§ **Task objective**
Every line below should be repeated exactly.

§ **Record set**
--*--
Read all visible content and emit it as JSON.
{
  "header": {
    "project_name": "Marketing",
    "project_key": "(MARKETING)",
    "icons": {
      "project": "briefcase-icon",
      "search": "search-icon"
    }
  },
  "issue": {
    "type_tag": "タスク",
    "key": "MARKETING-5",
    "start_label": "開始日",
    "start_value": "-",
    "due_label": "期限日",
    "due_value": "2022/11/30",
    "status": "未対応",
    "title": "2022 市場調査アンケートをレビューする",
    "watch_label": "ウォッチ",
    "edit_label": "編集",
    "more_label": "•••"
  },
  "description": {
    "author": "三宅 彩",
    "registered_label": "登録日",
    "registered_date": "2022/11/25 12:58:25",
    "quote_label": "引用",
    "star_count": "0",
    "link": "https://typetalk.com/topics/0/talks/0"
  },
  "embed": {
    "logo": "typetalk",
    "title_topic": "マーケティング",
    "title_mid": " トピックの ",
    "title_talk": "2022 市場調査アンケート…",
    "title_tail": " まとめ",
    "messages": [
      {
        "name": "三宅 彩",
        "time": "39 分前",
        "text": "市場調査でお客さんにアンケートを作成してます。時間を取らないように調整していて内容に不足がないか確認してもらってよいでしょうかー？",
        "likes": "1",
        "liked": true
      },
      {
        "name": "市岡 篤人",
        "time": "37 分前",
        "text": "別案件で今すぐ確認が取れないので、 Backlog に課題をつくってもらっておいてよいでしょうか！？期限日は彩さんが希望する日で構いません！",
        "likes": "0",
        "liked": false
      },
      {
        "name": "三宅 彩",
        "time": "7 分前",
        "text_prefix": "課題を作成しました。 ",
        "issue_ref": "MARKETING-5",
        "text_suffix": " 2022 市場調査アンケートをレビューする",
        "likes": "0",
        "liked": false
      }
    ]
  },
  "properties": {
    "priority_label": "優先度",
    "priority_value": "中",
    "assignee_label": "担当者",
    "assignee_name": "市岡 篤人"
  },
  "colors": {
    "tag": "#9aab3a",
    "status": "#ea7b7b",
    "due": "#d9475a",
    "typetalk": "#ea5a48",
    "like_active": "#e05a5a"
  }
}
--*--
§ **Solution**
Read all visible content and emit it as JSON.
{
  "header": {
    "project_name": "Marketing",
    "project_key": "(MARKETING)",
    "icons": {
      "project": "briefcase-icon",
      "search": "search-icon"
    }
  },
  "issue": {
    "type_tag": "タスク",
    "key": "MARKETING-5",
    "start_label": "開始日",
    "start_value": "-",
    "due_label": "期限日",
    "due_value": "2022/11/30",
    "status": "未対応",
    "title": "2022 市場調査アンケートをレビューする",
    "watch_label": "ウォッチ",
    "edit_label": "編集",
    "more_label": "•••"
  },
  "description": {
    "author": "三宅 彩",
    "registered_label": "登録日",
    "registered_date": "2022/11/25 12:58:25",
    "quote_label": "引用",
    "star_count": "0",
    "link": "https://typetalk.com/topics/0/talks/0"
  },
  "embed": {
    "logo": "typetalk",
    "title_topic": "マーケティング",
    "title_mid": " トピックの ",
    "title_talk": "2022 市場調査アンケート…",
    "title_tail": " まとめ",
    "messages": [
      {
        "name": "三宅 彩",
        "time": "39 分前",
        "text": "市場調査でお客さんにアンケートを作成してます。時間を取らないように調整していて内容に不足がないか確認してもらってよいでしょうかー？",
        "likes": "1",
        "liked": true
      },
      {
        "name": "市岡 篤人",
        "time": "37 分前",
        "text": "別案件で今すぐ確認が取れないので、 Backlog に課題をつくってもらっておいてよいでしょうか！？期限日は彩さんが希望する日で構いません！",
        "likes": "0",
        "liked": false
      },
      {
        "name": "三宅 彩",
        "time": "7 分前",
        "text_prefix": "課題を作成しました。 ",
        "issue_ref": "MARKETING-5",
        "text_suffix": " 2022 市場調査アンケートをレビューする",
        "likes": "0",
        "liked": false
      }
    ]
  },
  "properties": {
    "priority_label": "優先度",
    "priority_value": "中",
    "assignee_label": "担当者",
    "assignee_name": "市岡 篤人"
  },
  "colors": {
    "tag": "#9aab3a",
    "status": "#ea7b7b",
    "due": "#d9475a",
    "typetalk": "#ea5a48",
    "like_active": "#e05a5a"
  }
}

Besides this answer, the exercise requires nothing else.